====== Исходный текст ======

Когда я тоже осторожно намекал своим киноведческим друзьям, что иногда, может, следовало бы быть поосторожнее на скользких и все-таки довольно сомнительных их критических поворотах, то обыкновенно натыкался на улыбку взрослого, обращенную к милому несмышленышу, и понимал бесполезность спора. Мы жили своей трудной жизнью практически круглосуточно пытающихся научиться что-то в кино делать, они — своей, тоже, наверное, нелегкой, пытающихся практически круглосуточно о том судить. Иногда они по-прежнему дружески заглядывали к нам в учебные аудитории, иногда что-то рассеянно смотрели — ничто из увиденного им, конечно же, по-прежнему не только не нравилось, но как бы даже и просто не доводилось ими до сознания.

====== Исходные данные ======

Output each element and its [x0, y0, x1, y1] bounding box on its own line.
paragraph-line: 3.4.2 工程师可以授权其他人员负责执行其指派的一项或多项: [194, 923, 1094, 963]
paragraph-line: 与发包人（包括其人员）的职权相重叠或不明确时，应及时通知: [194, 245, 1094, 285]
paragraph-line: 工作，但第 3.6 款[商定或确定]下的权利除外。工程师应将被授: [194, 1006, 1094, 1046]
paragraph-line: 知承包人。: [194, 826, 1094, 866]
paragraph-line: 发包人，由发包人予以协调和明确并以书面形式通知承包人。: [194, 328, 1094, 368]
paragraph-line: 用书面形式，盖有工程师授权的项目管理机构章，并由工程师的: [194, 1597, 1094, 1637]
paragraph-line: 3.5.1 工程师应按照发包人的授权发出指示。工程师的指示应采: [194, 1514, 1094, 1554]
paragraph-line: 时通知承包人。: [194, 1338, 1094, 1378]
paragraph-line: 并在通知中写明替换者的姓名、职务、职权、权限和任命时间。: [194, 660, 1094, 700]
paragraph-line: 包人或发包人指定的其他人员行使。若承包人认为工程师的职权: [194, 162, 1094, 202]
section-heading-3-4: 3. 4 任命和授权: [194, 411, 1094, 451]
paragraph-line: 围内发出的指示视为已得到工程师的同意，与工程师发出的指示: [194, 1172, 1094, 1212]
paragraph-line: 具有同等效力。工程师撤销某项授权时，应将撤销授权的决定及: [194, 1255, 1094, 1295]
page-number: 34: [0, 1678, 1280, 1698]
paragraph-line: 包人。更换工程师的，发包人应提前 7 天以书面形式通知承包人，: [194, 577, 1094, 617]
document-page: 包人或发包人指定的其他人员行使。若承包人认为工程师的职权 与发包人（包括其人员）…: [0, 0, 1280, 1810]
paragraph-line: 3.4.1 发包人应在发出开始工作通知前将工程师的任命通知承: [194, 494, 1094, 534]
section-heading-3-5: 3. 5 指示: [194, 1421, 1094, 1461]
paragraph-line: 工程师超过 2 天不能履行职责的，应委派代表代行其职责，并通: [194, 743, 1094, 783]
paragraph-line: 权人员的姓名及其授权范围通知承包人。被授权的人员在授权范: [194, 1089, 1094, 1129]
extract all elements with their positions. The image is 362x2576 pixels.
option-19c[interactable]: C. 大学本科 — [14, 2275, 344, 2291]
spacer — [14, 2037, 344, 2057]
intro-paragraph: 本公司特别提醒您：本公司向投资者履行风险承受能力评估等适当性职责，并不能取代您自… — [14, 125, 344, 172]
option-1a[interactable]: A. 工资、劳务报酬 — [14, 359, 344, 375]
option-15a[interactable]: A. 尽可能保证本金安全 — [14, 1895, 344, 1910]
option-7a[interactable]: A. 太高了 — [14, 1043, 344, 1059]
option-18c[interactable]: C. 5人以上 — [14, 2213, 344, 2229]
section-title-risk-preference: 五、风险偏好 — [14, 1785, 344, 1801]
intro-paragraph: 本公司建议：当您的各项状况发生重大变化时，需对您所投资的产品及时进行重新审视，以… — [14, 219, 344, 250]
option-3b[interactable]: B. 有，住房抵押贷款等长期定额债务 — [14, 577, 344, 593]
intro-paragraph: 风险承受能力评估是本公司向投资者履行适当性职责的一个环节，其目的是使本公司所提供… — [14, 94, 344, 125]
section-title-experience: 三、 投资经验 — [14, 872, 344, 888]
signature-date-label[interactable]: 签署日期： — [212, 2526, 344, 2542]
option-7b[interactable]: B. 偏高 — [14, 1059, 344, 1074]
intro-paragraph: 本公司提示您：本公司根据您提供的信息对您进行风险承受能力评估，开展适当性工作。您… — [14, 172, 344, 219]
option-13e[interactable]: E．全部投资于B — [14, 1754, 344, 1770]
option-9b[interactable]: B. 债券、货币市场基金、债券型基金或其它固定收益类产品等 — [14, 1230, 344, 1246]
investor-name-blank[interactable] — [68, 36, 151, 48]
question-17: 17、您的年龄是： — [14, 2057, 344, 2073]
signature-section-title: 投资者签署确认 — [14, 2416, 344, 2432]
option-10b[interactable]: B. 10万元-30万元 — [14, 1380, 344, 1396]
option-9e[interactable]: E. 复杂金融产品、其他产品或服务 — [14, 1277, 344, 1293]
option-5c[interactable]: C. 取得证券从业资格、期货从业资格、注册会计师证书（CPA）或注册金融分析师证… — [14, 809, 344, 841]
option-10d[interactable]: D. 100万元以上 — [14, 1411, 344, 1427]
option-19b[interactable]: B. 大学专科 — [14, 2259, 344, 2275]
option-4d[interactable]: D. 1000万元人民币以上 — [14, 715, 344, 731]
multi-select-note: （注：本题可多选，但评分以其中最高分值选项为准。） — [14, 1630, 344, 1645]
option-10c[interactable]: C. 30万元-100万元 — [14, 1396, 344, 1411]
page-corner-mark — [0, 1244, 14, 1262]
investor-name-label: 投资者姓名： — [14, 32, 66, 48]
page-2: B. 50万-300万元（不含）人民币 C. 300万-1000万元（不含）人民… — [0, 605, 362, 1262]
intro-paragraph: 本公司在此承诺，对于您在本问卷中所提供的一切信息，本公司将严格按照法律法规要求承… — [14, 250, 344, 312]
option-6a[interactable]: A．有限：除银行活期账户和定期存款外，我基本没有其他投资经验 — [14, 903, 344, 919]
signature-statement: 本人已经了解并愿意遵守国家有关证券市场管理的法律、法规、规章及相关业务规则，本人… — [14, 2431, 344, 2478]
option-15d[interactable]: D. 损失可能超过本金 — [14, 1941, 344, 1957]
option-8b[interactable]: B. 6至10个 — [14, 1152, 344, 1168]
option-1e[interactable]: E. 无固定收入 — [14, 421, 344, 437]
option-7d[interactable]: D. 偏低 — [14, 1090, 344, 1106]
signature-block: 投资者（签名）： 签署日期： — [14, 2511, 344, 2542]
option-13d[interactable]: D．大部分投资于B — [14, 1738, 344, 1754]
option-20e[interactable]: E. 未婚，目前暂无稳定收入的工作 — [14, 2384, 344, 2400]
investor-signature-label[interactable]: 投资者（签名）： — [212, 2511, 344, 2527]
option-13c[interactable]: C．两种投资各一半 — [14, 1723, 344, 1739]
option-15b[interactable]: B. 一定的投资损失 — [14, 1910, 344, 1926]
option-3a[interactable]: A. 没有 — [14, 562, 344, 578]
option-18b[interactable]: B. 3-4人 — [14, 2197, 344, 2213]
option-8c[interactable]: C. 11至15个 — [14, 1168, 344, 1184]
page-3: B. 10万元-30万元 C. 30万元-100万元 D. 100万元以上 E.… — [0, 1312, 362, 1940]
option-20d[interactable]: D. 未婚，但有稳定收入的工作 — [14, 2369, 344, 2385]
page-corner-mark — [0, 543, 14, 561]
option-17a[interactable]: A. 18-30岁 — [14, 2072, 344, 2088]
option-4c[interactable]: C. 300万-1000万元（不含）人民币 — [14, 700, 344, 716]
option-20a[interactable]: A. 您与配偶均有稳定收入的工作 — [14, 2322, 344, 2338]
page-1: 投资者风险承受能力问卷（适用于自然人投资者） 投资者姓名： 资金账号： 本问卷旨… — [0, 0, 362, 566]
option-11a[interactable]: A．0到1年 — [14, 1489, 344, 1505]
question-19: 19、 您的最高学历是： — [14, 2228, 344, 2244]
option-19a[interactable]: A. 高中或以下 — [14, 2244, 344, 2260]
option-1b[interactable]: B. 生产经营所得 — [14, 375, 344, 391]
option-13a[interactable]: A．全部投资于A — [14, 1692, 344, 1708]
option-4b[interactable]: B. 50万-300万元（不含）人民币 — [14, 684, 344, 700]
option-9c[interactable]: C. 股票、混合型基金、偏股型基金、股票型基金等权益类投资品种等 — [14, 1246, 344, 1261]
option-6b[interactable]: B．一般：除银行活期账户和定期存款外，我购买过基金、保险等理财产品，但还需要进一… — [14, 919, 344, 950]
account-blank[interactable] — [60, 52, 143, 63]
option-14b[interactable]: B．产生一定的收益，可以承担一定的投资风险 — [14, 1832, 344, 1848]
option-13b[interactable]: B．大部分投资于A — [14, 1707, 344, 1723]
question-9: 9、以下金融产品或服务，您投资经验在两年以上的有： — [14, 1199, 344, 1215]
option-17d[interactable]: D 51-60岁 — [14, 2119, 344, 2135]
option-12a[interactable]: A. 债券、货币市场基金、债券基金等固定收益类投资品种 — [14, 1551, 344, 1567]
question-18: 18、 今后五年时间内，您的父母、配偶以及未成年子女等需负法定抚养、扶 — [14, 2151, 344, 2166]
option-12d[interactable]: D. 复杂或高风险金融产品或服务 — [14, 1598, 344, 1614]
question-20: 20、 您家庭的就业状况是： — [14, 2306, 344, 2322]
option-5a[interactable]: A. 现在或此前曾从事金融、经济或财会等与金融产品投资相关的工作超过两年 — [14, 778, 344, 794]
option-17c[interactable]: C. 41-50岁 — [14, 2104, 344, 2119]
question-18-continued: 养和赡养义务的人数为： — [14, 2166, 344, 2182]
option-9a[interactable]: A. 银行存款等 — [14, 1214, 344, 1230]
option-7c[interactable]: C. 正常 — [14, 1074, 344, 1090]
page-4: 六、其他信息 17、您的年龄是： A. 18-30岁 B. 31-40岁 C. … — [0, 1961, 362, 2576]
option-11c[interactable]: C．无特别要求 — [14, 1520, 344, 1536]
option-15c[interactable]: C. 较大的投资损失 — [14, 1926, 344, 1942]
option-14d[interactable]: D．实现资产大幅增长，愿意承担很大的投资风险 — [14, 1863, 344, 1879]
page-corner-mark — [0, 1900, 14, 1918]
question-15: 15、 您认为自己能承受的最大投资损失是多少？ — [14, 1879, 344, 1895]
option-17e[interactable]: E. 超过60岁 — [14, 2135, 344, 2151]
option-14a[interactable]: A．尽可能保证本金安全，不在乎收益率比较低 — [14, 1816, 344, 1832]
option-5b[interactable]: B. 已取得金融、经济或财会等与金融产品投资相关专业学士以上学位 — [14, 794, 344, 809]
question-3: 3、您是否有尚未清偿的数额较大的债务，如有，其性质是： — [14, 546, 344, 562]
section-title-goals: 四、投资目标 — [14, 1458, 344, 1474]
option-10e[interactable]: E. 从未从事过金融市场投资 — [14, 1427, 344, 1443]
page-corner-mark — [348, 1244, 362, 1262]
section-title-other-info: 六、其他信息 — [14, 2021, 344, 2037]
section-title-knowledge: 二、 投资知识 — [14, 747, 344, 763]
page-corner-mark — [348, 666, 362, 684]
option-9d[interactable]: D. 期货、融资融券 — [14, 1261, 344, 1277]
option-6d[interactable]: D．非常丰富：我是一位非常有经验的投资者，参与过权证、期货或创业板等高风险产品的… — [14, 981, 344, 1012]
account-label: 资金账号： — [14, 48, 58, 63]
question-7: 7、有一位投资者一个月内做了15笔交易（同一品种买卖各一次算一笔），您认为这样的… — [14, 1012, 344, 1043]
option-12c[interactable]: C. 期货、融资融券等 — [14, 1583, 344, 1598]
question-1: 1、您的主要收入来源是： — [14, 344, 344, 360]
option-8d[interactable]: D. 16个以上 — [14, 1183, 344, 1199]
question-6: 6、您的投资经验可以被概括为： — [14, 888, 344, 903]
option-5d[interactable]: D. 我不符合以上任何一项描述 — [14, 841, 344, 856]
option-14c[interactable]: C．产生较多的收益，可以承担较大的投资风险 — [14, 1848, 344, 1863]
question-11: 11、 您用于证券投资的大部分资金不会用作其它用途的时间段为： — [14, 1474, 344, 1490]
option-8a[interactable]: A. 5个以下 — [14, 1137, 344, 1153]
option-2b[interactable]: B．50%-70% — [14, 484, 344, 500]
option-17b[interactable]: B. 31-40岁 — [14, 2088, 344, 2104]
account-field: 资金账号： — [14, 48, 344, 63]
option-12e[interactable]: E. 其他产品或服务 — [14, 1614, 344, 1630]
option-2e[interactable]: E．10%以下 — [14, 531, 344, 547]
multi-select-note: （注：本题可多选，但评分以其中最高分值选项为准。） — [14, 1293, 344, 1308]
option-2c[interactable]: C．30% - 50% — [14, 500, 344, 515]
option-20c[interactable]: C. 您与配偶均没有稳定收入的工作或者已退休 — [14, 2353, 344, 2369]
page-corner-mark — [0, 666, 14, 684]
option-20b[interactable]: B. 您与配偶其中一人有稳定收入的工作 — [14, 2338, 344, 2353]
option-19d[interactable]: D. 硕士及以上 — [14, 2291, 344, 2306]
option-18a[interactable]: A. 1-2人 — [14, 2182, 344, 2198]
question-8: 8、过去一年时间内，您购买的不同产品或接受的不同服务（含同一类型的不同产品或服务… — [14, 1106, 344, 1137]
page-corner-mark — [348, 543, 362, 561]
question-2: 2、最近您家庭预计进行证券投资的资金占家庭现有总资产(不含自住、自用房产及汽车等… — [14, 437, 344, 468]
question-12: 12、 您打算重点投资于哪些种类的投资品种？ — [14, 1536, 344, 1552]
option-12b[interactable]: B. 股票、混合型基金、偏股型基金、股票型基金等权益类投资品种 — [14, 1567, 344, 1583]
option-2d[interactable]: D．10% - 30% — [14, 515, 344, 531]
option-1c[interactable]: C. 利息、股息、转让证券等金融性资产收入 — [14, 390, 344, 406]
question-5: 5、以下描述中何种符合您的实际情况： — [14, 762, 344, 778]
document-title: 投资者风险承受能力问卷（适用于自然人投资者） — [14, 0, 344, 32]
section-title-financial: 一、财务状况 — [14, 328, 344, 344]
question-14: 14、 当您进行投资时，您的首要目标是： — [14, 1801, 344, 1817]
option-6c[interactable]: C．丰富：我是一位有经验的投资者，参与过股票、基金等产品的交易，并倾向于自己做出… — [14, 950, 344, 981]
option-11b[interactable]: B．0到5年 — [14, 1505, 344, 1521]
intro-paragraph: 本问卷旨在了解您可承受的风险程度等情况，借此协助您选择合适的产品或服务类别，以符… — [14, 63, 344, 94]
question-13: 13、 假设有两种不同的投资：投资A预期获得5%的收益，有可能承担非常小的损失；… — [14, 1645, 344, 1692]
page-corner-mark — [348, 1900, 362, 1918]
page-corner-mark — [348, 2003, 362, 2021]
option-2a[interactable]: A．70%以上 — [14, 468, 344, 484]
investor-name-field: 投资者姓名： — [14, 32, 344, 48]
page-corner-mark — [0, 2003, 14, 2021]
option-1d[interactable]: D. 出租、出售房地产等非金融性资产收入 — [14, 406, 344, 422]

======

#### Задание
Продолжите отрывок о друзьях-киноведах с того места, где заканчивается его последнее предложение.

#### Образец выполнения
В ту пору из современного зарубежного кино в институте нам показывали более чем скудный и совсем «малый», хоть и вполне «джентльменский» набор: «Похитители велосипедов» Де Сики, «Набережную туманов» Карне, две-три «прогрессивных» американских картины типа «На берегу» или «Нюрнбергского процесса» Крамера… Что же касается собственно «современного» нашему ученью кино, существовавшему в мире, то его мы практически не знали, оно было под строгим идеологически-эстетическим запретом. Феллини, Антониони, Трюффо, Бергман — их в основном, мы представляли по критическим пересказам, порой талантливым, порой топорным, но всегда понаслышке. К счастью, все-таки время от времени нас почти по-гулаговски грузили в морозную утреннюю электричку и в тамбуре с выбитыми стеклами мчали, обалдевших от непривычно раннего вставания, в Белые Столбы, где в соседстве с известным всей Москве сумасшедшим домом, то ли реальным, то ли мифическим, помещался Госфильмофонд. Там среди опавших с осенних берез золотых листьев (обычно нас вывозили туда поздней осенью) в маленьком закопанном в землю подвальчике с залом мест на пятнадцать, вспоминающемся ныне как одно из самых прекрасных мест на свете, скромными порциями, по три фильма в день, нам крутили «запретное кино».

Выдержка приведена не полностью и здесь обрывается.